### SET TASK
Look through the material and copy each line holding "this".

### MATERIAL TO PROCESS
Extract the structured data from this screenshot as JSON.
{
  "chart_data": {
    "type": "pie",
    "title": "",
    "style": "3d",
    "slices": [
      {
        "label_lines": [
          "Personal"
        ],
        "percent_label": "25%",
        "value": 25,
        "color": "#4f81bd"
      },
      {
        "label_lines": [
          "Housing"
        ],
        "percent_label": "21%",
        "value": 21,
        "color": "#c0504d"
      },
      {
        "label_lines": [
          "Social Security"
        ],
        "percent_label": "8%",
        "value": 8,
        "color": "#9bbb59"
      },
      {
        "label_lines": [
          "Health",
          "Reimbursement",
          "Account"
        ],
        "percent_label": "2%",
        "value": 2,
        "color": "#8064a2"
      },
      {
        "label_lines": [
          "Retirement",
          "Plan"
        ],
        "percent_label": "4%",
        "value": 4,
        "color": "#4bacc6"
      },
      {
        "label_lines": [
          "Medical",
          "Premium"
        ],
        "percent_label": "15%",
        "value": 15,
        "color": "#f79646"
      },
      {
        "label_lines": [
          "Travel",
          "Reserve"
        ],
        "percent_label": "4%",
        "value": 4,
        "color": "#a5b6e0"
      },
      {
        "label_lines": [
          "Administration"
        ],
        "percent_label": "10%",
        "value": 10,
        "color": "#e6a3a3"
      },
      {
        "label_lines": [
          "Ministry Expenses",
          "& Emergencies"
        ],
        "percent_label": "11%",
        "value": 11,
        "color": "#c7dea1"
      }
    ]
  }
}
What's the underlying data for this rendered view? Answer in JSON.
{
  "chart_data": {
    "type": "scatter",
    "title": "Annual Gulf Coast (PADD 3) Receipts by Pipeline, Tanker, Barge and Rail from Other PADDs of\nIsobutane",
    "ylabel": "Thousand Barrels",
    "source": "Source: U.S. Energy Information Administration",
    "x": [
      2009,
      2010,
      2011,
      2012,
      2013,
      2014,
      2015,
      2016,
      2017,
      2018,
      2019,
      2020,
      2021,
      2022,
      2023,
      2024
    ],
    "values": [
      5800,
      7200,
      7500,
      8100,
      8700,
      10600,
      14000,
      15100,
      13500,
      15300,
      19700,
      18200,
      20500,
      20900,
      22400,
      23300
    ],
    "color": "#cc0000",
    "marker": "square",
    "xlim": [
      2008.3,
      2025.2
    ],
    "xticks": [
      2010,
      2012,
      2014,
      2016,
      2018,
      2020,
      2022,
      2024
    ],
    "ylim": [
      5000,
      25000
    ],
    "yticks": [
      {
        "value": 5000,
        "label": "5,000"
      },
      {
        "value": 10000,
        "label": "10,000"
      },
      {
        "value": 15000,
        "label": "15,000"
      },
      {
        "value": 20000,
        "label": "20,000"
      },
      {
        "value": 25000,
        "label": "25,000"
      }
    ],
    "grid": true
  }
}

### THE COMPLETED TASK
Extract the structured data from this screenshot as JSON.
What's the underlying data for this rendered view? Answer in JSON.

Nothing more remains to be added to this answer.